* REQUIREMENTS *
Every line in the listing is to be echoed verbatim.

##### MATERIAL FOR THIS TASK #####

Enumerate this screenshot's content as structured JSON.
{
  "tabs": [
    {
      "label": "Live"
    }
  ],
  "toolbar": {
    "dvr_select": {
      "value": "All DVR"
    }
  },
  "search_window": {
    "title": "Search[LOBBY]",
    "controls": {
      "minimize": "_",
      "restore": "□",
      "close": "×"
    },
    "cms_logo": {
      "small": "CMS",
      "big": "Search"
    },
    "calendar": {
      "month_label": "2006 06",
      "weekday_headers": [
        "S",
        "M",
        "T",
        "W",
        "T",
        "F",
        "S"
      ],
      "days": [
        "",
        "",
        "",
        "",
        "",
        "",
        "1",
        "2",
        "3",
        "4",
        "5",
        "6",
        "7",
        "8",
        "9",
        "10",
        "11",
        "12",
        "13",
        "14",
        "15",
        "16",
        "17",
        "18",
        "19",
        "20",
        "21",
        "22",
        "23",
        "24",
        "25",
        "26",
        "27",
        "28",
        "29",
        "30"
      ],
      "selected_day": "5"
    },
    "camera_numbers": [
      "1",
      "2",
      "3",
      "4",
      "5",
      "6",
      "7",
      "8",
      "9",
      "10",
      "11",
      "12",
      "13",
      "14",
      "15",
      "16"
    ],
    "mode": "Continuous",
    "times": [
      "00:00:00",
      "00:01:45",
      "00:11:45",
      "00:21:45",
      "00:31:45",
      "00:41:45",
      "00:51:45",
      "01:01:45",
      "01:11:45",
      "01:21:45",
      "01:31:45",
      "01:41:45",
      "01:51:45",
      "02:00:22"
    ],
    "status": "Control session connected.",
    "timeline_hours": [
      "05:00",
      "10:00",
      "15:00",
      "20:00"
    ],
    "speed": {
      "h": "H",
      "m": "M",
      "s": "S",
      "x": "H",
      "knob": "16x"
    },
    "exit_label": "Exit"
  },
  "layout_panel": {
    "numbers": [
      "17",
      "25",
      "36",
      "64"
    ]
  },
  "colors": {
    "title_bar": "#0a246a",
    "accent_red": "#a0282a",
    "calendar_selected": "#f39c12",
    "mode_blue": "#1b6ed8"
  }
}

#####

* WRITTEN ANSWER *
Enumerate this screenshot's content as structured JSON.
{
  "tabs": [
    {
      "label": "Live"
    }
  ],
  "toolbar": {
    "dvr_select": {
      "value": "All DVR"
    }
  },
  "search_window": {
    "title": "Search[LOBBY]",
    "controls": {
      "minimize": "_",
      "restore": "□",
      "close": "×"
    },
    "cms_logo": {
      "small": "CMS",
      "big": "Search"
    },
    "calendar": {
      "month_label": "2006 06",
      "weekday_headers": [
        "S",
        "M",
        "T",
        "W",
        "T",
        "F",
        "S"
      ],
      "days": [
        "",
        "",
        "",
        "",
        "",
        "",
        "1",
        "2",
        "3",
        "4",
        "5",
        "6",
        "7",
        "8",
        "9",
        "10",
        "11",
        "12",
        "13",
        "14",
        "15",
        "16",
        "17",
        "18",
        "19",
        "20",
        "21",
        "22",
        "23",
        "24",
        "25",
        "26",
        "27",
        "28",
        "29",
        "30"
      ],
      "selected_day": "5"
    },
    "camera_numbers": [
      "1",
      "2",
      "3",
      "4",
      "5",
      "6",
      "7",
      "8",
      "9",
      "10",
      "11",
      "12",
      "13",
      "14",
      "15",
      "16"
    ],
    "mode": "Continuous",
    "times": [
      "00:00:00",
      "00:01:45",
      "00:11:45",
      "00:21:45",
      "00:31:45",
      "00:41:45",
      "00:51:45",
      "01:01:45",
      "01:11:45",
      "01:21:45",
      "01:31:45",
      "01:41:45",
      "01:51:45",
      "02:00:22"
    ],
    "status": "Control session connected.",
    "timeline_hours": [
      "05:00",
      "10:00",
      "15:00",
      "20:00"
    ],
    "speed": {
      "h": "H",
      "m": "M",
      "s": "S",
      "x": "H",
      "knob": "16x"
    },
    "exit_label": "Exit"
  },
  "layout_panel": {
    "numbers": [
      "17",
      "25",
      "36",
      "64"
    ]
  },
  "colors": {
    "title_bar": "#0a246a",
    "accent_red": "#a0282a",
    "calendar_selected": "#f39c12",
    "mode_blue": "#1b6ed8"
  }
}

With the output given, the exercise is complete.